SHORT PROBLEM: Below are some entries. Copy each line that holds the string "sind".

SOURCE DATA:
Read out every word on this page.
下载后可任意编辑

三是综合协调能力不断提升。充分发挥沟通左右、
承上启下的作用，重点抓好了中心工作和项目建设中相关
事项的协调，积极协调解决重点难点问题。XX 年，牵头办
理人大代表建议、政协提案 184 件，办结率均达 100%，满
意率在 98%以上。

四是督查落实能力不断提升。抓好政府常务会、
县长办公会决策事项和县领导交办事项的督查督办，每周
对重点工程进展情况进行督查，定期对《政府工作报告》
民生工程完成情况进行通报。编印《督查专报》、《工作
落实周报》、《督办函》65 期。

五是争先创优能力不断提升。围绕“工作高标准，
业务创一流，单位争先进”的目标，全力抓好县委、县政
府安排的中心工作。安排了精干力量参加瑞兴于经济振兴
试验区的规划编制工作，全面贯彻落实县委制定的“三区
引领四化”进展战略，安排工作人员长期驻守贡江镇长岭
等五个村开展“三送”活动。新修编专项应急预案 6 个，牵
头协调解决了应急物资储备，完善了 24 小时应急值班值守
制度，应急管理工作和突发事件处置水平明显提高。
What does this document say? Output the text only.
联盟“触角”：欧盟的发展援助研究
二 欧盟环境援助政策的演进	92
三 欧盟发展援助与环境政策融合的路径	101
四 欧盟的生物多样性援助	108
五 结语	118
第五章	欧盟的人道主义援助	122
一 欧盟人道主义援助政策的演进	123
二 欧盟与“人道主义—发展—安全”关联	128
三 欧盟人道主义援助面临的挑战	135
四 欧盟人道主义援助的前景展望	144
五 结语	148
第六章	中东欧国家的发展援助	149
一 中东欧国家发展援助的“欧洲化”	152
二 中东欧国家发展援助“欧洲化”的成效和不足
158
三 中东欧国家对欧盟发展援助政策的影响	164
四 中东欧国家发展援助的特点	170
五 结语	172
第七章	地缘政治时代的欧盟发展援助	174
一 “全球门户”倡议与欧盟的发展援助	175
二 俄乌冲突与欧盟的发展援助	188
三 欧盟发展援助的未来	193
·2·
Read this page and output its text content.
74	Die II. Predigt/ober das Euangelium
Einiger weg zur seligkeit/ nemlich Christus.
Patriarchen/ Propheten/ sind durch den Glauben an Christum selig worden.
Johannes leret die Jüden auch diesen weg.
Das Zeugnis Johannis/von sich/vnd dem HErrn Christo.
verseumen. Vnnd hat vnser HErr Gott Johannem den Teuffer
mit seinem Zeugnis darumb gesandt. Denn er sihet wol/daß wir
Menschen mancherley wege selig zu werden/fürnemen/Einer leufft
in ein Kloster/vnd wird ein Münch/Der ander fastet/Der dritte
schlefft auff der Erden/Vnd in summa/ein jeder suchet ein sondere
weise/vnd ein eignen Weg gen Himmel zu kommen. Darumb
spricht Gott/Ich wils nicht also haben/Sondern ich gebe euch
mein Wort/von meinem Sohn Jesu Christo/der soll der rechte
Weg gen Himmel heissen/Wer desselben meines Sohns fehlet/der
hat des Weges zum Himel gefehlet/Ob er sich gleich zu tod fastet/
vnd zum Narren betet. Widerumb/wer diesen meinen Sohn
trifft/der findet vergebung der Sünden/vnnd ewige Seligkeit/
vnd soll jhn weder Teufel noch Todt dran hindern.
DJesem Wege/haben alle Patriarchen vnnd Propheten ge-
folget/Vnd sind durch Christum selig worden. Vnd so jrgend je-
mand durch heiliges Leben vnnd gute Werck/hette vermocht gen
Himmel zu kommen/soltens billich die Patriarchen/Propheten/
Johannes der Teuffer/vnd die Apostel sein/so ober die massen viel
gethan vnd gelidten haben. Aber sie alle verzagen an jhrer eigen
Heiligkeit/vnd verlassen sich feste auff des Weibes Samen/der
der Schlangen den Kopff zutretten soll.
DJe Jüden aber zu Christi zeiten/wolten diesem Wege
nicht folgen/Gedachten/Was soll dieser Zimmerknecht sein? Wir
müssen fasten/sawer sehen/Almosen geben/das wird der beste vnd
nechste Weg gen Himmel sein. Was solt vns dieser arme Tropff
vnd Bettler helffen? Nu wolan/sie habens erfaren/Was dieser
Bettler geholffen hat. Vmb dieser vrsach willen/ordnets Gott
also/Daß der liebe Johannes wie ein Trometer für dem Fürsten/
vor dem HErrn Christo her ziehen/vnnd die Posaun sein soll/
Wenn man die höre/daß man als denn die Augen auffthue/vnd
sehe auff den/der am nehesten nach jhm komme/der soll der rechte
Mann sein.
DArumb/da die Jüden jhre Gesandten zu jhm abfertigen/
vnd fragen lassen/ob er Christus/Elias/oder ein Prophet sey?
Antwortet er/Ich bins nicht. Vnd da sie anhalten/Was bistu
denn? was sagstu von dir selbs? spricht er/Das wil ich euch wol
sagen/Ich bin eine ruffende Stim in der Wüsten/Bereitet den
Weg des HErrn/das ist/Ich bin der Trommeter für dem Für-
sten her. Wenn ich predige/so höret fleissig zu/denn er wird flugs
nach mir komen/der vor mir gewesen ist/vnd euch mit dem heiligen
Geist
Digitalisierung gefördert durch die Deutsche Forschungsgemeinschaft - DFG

SOLUTION:
Patriarchen/ Propheten/ sind durch den Glauben an Christum selig worden.
folget/Vnd sind durch Christum selig worden. Vnd so jrgend je-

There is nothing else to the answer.